*MATERIAL SHOWN:*

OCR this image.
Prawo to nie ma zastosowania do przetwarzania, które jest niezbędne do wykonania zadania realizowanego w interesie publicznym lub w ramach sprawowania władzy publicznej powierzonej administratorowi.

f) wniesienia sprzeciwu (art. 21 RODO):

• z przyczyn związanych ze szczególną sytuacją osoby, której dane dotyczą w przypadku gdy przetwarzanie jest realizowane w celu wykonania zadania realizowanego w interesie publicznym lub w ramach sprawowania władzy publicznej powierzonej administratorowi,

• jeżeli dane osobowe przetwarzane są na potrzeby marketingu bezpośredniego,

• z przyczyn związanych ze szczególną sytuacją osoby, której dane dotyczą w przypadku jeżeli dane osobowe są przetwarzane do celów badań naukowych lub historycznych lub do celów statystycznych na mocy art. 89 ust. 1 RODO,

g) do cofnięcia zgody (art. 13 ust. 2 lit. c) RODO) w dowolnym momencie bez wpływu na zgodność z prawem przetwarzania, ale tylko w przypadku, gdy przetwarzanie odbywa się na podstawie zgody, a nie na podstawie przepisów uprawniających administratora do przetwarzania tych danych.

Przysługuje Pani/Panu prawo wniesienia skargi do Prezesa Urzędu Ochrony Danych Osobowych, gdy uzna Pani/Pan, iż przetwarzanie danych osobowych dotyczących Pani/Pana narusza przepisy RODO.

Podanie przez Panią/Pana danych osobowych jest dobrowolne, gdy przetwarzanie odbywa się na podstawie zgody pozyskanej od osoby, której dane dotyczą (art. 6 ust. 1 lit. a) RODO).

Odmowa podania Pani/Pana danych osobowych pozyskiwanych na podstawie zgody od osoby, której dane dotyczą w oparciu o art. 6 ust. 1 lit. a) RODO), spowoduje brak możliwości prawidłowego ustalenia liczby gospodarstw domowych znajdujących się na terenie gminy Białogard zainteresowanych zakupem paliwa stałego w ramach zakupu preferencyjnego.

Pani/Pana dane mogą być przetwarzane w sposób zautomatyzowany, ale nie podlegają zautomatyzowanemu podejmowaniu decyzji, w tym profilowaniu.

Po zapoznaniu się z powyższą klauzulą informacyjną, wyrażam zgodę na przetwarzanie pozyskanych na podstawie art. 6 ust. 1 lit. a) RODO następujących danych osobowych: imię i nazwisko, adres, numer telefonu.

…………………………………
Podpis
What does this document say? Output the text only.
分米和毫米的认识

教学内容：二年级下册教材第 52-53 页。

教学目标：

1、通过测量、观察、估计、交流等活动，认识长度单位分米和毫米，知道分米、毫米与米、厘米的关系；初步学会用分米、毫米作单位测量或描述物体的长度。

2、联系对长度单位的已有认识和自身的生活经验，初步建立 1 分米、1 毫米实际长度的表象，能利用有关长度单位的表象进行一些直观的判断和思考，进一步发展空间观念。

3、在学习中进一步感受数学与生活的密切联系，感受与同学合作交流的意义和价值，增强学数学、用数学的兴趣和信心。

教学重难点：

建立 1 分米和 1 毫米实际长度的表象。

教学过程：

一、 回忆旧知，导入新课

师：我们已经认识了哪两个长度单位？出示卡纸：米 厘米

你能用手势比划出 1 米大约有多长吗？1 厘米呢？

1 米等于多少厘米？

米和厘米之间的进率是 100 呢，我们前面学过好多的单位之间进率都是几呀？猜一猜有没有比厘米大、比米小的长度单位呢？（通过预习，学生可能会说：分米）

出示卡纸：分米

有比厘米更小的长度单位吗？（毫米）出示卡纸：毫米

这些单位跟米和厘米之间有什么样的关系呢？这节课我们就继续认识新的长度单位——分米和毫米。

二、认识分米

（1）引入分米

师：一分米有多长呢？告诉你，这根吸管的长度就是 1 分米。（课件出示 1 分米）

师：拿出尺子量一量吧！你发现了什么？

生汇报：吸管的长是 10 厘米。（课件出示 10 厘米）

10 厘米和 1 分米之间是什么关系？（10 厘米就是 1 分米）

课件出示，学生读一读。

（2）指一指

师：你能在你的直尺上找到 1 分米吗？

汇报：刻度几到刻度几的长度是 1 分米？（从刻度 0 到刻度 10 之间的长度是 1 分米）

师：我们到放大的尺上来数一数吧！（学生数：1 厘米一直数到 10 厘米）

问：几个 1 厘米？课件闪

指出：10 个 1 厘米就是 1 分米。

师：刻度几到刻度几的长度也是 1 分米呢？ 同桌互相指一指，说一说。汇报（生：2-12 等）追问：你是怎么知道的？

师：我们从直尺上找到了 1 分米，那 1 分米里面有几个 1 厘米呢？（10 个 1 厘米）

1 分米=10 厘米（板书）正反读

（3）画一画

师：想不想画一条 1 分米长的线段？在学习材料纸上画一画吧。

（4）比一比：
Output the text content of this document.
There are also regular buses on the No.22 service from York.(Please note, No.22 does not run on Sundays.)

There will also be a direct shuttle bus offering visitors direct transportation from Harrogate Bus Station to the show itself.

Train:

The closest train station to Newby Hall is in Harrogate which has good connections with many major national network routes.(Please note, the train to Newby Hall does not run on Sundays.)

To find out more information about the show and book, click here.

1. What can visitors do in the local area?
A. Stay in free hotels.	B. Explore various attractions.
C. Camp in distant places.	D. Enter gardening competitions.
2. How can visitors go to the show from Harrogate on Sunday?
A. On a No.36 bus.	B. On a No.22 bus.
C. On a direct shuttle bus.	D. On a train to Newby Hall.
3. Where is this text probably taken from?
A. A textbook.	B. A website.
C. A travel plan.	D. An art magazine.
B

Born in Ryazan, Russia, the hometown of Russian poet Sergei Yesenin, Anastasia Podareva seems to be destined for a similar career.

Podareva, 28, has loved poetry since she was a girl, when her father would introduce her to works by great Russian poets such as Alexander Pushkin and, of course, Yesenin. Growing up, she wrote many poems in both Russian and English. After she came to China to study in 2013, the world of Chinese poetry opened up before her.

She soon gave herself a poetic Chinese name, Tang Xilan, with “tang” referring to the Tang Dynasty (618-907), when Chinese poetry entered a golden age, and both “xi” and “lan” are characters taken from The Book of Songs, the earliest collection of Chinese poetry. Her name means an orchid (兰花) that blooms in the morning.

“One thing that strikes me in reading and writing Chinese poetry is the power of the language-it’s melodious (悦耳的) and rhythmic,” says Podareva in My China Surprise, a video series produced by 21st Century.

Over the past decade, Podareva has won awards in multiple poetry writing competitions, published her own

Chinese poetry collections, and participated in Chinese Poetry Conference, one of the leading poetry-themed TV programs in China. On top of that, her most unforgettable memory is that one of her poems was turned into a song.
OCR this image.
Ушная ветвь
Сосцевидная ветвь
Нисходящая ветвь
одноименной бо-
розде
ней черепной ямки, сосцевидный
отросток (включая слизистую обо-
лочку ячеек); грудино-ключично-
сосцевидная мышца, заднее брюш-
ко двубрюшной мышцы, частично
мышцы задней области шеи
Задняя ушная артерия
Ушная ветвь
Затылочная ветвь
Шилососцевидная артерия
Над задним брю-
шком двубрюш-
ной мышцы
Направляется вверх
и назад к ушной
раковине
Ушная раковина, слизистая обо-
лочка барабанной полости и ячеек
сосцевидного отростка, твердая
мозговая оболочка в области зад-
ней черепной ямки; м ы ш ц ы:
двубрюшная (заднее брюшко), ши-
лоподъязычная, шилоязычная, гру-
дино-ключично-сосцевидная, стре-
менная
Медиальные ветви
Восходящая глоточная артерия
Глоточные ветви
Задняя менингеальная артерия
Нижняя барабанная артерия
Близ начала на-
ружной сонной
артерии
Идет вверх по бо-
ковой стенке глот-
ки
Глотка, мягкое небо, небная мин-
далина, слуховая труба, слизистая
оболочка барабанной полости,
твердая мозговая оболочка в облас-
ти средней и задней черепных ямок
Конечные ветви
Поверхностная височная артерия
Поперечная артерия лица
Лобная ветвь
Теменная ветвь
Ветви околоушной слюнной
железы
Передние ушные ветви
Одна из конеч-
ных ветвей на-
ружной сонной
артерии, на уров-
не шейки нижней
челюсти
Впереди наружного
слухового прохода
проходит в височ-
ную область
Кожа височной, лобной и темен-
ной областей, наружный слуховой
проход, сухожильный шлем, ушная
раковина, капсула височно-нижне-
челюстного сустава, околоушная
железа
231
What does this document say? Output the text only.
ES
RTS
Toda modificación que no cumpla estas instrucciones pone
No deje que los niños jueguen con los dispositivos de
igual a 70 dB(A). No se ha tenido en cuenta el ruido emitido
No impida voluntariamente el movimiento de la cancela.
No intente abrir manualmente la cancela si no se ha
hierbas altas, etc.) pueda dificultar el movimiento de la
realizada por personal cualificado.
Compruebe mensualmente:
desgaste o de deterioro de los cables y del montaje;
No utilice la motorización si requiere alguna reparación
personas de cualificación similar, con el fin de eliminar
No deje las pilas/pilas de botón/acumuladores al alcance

*SHORT PROBLEM:* Gather from the data above every line with the string "direct".

*SOLUTION TO THE EXERCISE:*
There will also be a direct shuttle bus offering visitors direct transportation from Harrogate Bus Station to the show itself.
C. On a direct shuttle bus.	D. On a train to Newby Hall.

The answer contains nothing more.